▸ Document
# * * First Mow Report with Kubota Mower * *



## DFW_Zoysia (May 31, 2019)

OK Guys, right on the heels of last weeks review on my new Honda HRC mower, I mowed today with my new Kubota mower to compare and contrast:

*Build Quality:*

This thing is a tank, The control knobs are metal and not plastic, the weight is around 130 pounds, and everything seems like it will last quiet along time.

*Engine Power:*

I let lawn grow to be a similar height to when I tried the HRC to have a fair comparison. Engine started up easily and was quit (though not as quiet as the Honda). The power is fine, though the Honda has more torque.

*Engine:*

Starts very easily as you would expect from a Kawasaki engine.

*Handling:*

Seems a bit less front heavy than the HRC. Tires gripped very well on slopes (maybe a bit better than the Honda - but just a bit). Three speed transmission is shift on the fly. I can't imagine using third gear unless sprinting. I mowed in first the entire time.

*Cut Quality:*

Outstanding. I think it bags more than the the Honda. One interesting point: both HRC and Kubota claim 0.75" mowing. I noticed the Kubota caught on a couple of places on my lawn the Honda did not. Comparing HOC with the Honda immediately after showed they both were in fact cutting at same HOC.

*Final Thoughts*

This is seriously one nice mower. Cut quality is at least as good as the HRC, and I do think it bags noticeably better than the Honda. As an example, the Honda let me cut the entire lawn and only filled up the bag 3/4 way - the Kubota filled the bag 1.5 times. I've attached pics so you can see quality of cut for yourselves and compare to my previous thread with Honda pics.

Would I buy again? Absolutely. This is not a homeowner grade mower with a decent cut - this is commercial/pro quality and performance of cut/bag through and through.

FYI these are tough to get mowers as they sell them as fast as they can make them. If you are are in the North Texas area, my Kubota dealer said he can get anyone interested one. Let me know and I can introduce you.


----------



## DFW_Zoysia (May 31, 2019)

I'm going to compare the spacing of the wheels on the Honda Commercial vs the Kubota to see if there is a difference and if that may account for the Kubota bottoming out and the Honda not bottoming out at 0.75" cut.


----------



## Amoo316 (Jul 8, 2021)

DFW_Zoysia said:


> I'm going to compare the spacing of the wheels on the Honda Commercial vs the Kubota to see if there is a difference and if that may account for the Kubota bottoming out and the Honda not bottoming out at 0.75" cut.


Any chance you can raise them up to the same setting, say 2", and measure the "lowest point to the ground" on each machine? Wheel spacing is a great thought as well.

I strongly considered a Kubota Commercial when I got my Scag. Love my tractor, would definitely consider a smaller push from them.


----------



## DFW_Zoysia (May 31, 2019)

▸ Tasks to carry out
1. Answer these questions about the Kubota mower thread:
(a) About how much does the Kubota mower weigh?
(b) Which gear did the first poster use for the entire mow?
(c) Which mower does the reply from Amoo316 say that poster got?
2. Set down, word for word, the passage of the Kubota mower thread from "This thing is" up to and including "quiet along time.".

▸ Data shown

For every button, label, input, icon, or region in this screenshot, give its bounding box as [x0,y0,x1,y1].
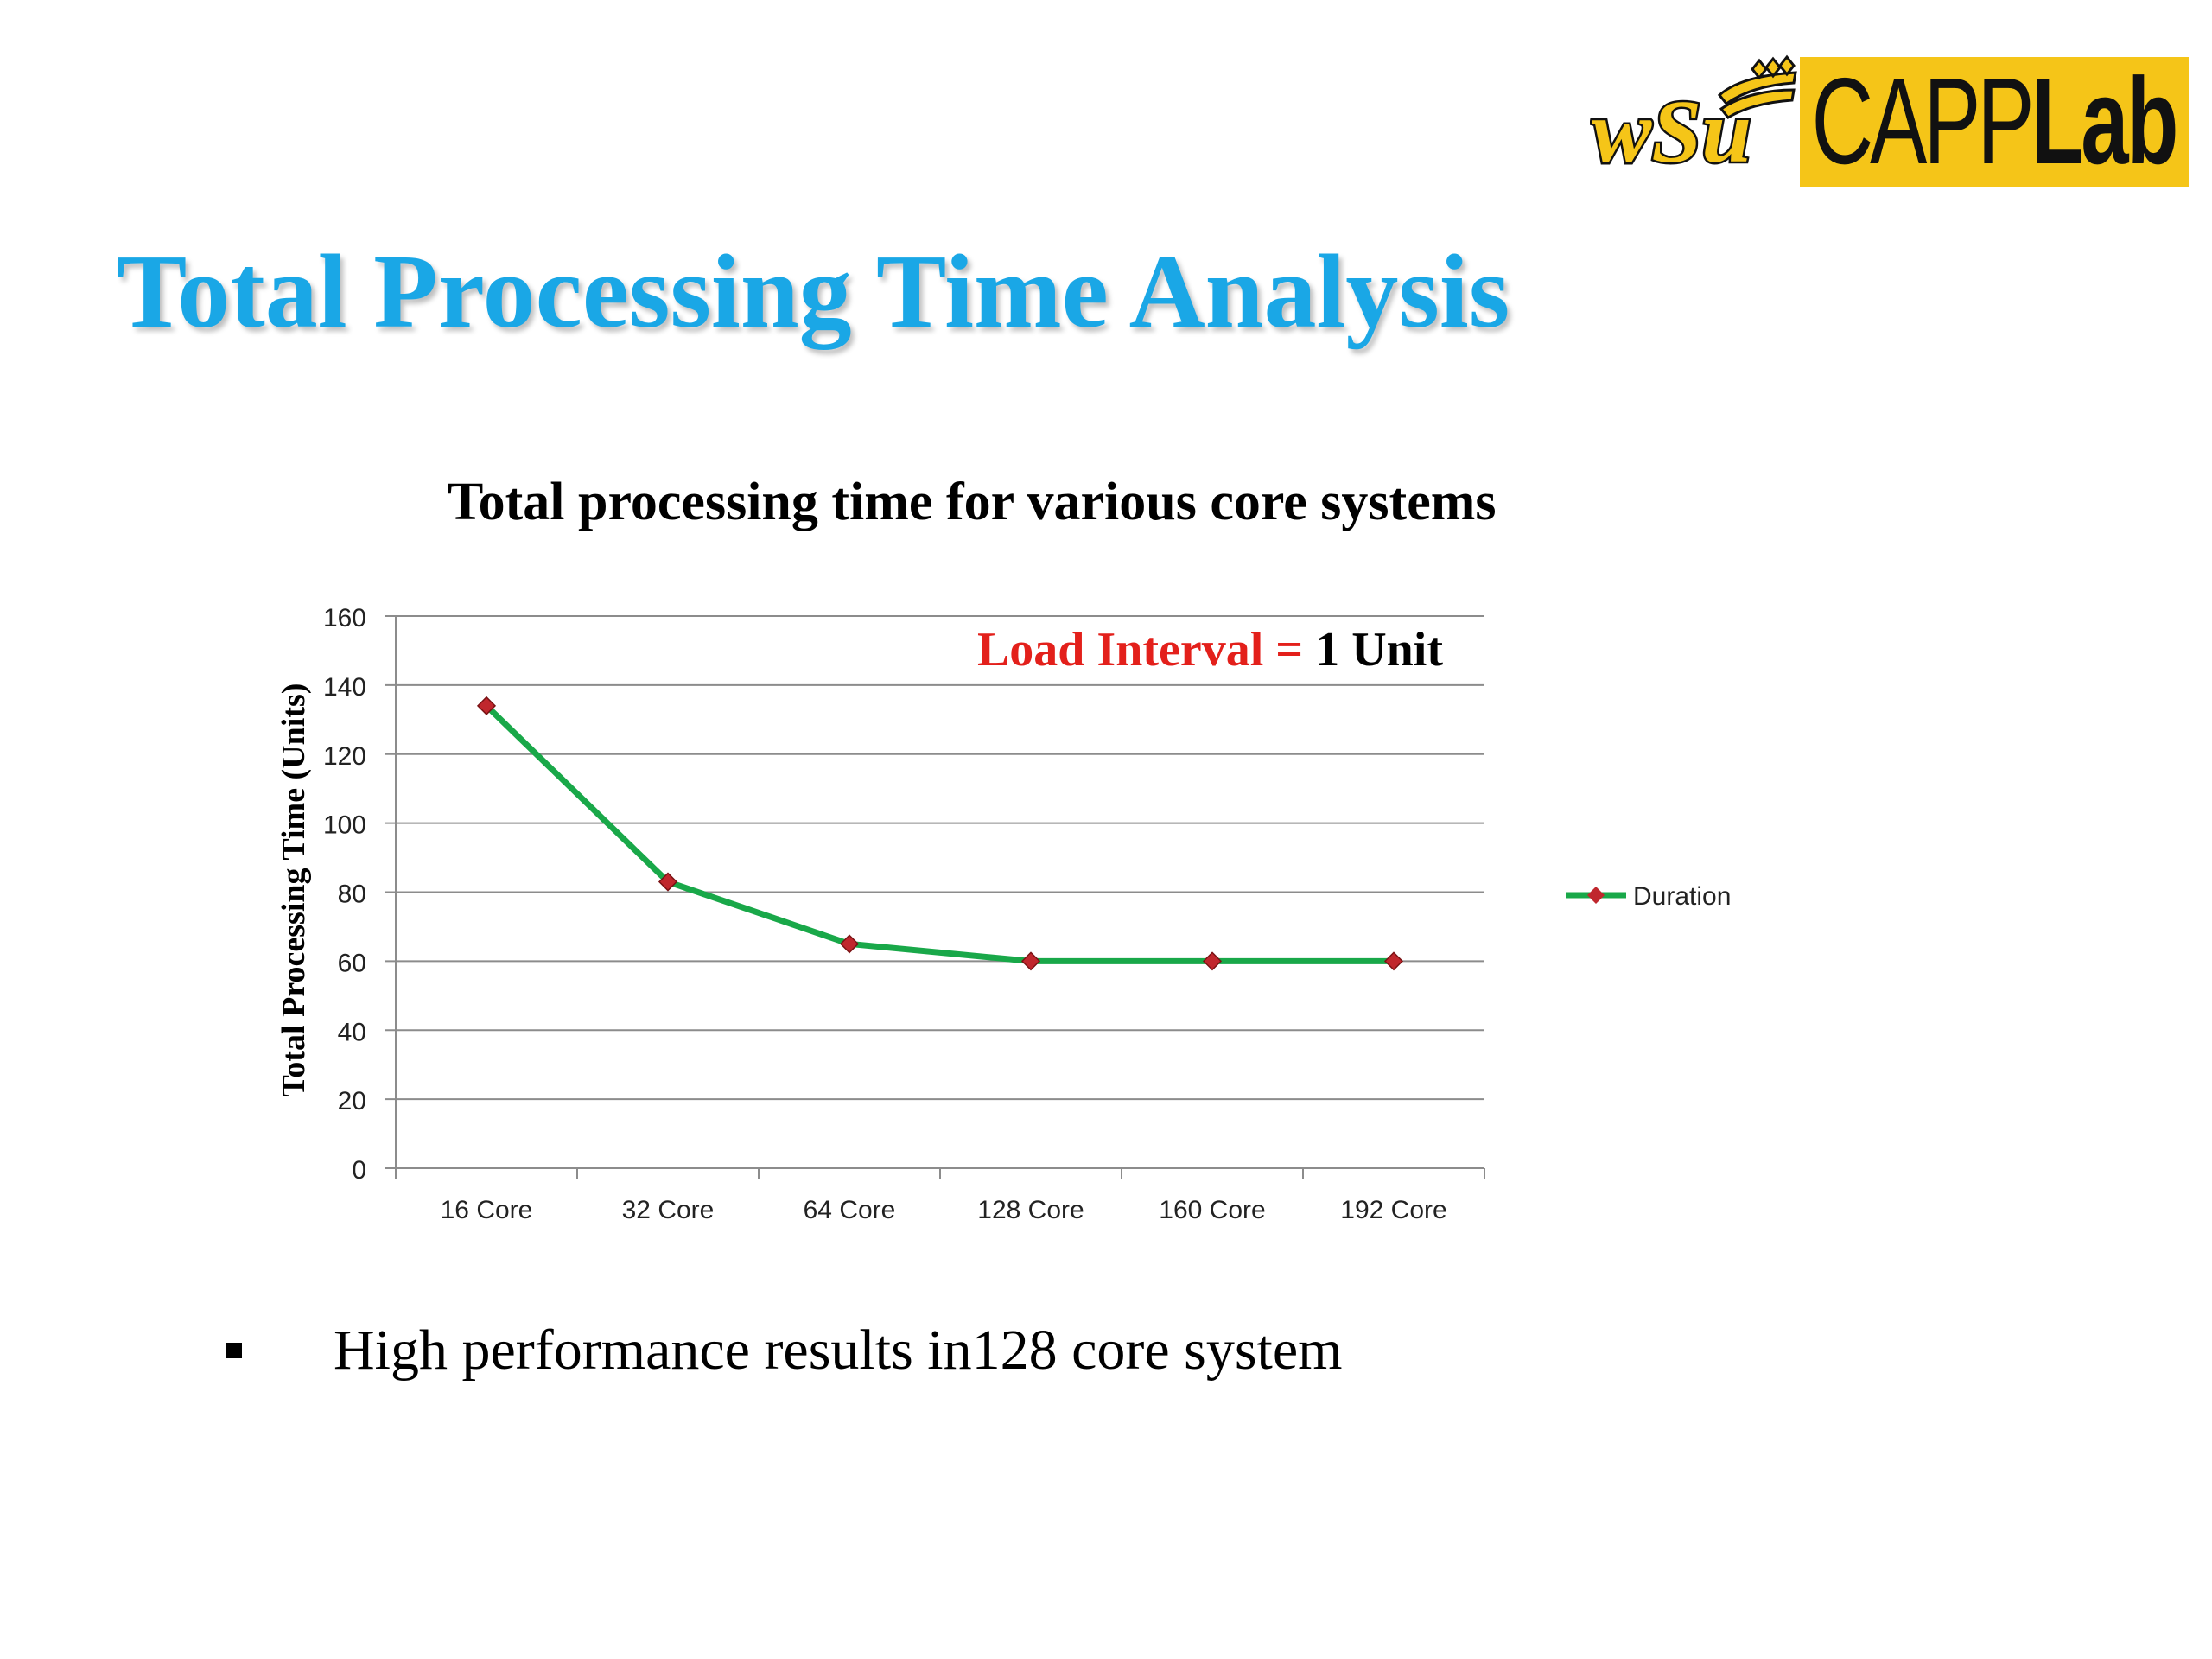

▸ Results of the exercise
1.
(a) Around 130 pounds.
(b) First gear.
(c) A Scag.

2.
This thing is a tank, The control knobs are metal and not plastic, the weight is around 130 pounds, and everything seems like it will last quiet along time.